Collected data entries:

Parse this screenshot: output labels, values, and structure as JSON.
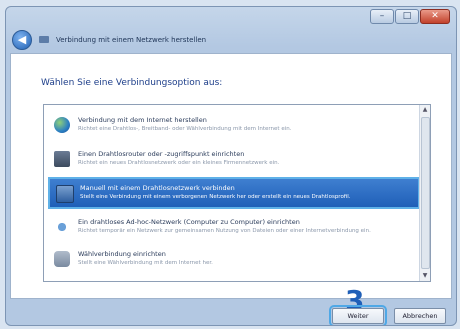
{
  "window": {
    "title": "Verbindung mit einem Netzwerk herstellen",
    "controls": {
      "minimize": "–",
      "maximize": "□",
      "close": "✕"
    }
  },
  "heading": "Wählen Sie eine Verbindungsoption aus:",
  "options": [
    {
      "title": "Verbindung mit dem Internet herstellen",
      "desc": "Richtet eine Drahtlos-, Breitband- oder Wählverbindung mit dem Internet ein."
    },
    {
      "title": "Einen Drahtlosrouter oder -zugriffspunkt einrichten",
      "desc": "Richtet ein neues Drahtlosnetzwerk oder ein kleines Firmennetzwerk ein."
    },
    {
      "title": "Manuell mit einem Drahtlosnetzwerk verbinden",
      "desc": "Stellt eine Verbindung mit einem verborgenen Netzwerk her oder erstellt ein neues Drahtlosprofil."
    },
    {
      "title": "Ein drahtloses Ad-hoc-Netzwerk (Computer zu Computer) einrichten",
      "desc": "Richtet temporär ein Netzwerk zur gemeinsamen Nutzung von Dateien oder einer Internetverbindung ein."
    },
    {
      "title": "Wählverbindung einrichten",
      "desc": "Stellt eine Wählverbindung mit dem Internet her."
    }
  ],
  "step_marker": "3",
  "buttons": {
    "next": "Weiter",
    "cancel": "Abbrechen"
  },
  "colors": {
    "selection": "#1f5fb8",
    "highlight": "#5fb1e8",
    "step": "#1f5fb8"
  }
}
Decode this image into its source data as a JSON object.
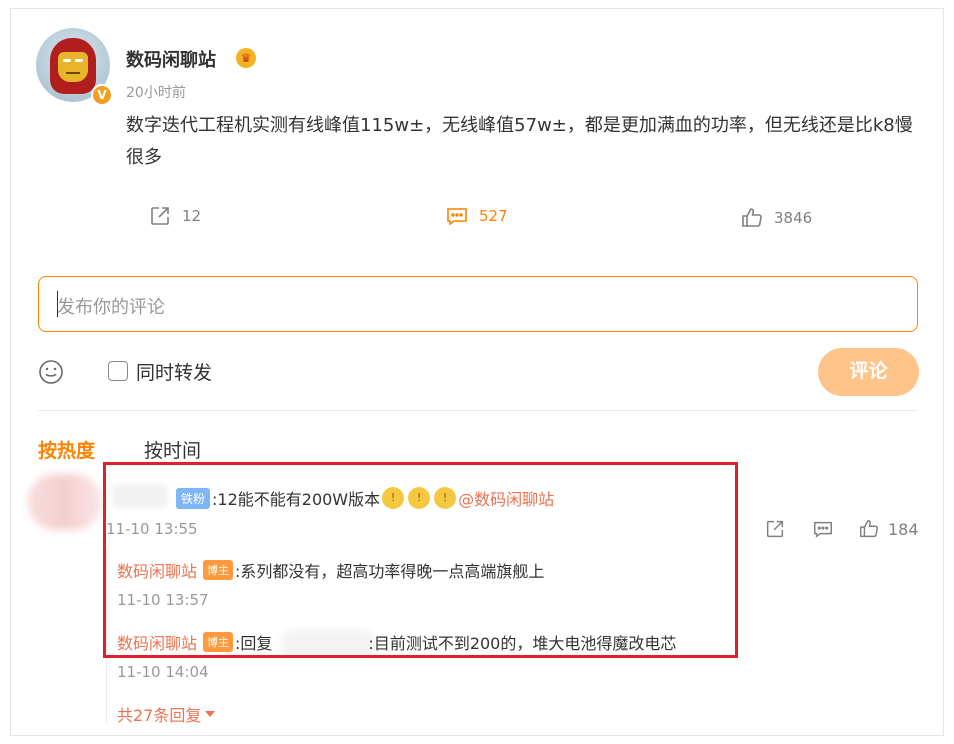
{
  "post": {
    "author": "数码闲聊站",
    "crown_icon": "crown-emoji-icon",
    "verified_icon": "v-verified-icon",
    "time": "20小时前",
    "text": "数字迭代工程机实测有线峰值115w±，无线峰值57w±，都是更加满血的功率，但无线还是比k8慢很多",
    "share_count": "12",
    "comment_count": "527",
    "like_count": "3846"
  },
  "composer": {
    "placeholder": "发布你的评论",
    "repost_label": "同时转发",
    "submit_label": "评论",
    "emoji_icon": "smile-icon"
  },
  "sort": {
    "hot": "按热度",
    "time": "按时间"
  },
  "comment": {
    "fan_badge": "铁粉",
    "text": ":12能不能有200W版本",
    "mention": "@数码闲聊站",
    "time": "11-10 13:55",
    "like_count": "184",
    "replies": [
      {
        "author": "数码闲聊站",
        "badge": "博主",
        "text": ":系列都没有，超高功率得晚一点高端旗舰上",
        "time": "11-10 13:57"
      },
      {
        "author": "数码闲聊站",
        "badge": "博主",
        "prefix": ":回复",
        "text": ":目前测试不到200的，堆大电池得魔改电芯",
        "time": "11-10 14:04"
      }
    ],
    "more_replies": "共27条回复"
  },
  "colors": {
    "accent": "#ff8200",
    "author": "#eb7350",
    "highlight": "#e0202a"
  }
}
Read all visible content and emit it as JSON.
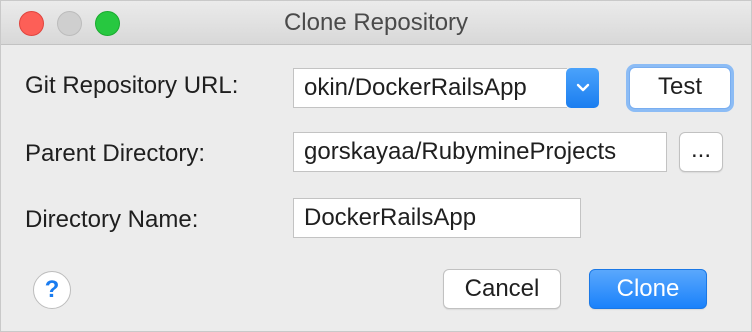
{
  "window": {
    "title": "Clone Repository"
  },
  "colors": {
    "accent": "#1a82fb",
    "close": "#fd5f57",
    "maximize": "#27c840"
  },
  "form": {
    "git_url_label": "Git Repository URL:",
    "git_url_value": "okin/DockerRailsApp",
    "test_label": "Test",
    "parent_dir_label": "Parent Directory:",
    "parent_dir_value": "gorskayaa/RubymineProjects",
    "browse_label": "...",
    "dir_name_label": "Directory Name:",
    "dir_name_value": "DockerRailsApp"
  },
  "footer": {
    "help_label": "?",
    "cancel_label": "Cancel",
    "clone_label": "Clone"
  }
}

[GIVEN PROBLEM] Pull out every line in the material above where "Directory" occurs.

[TASK ANSWER]
    "parent_dir_label": "Parent Directory:",
    "dir_name_label": "Directory Name:",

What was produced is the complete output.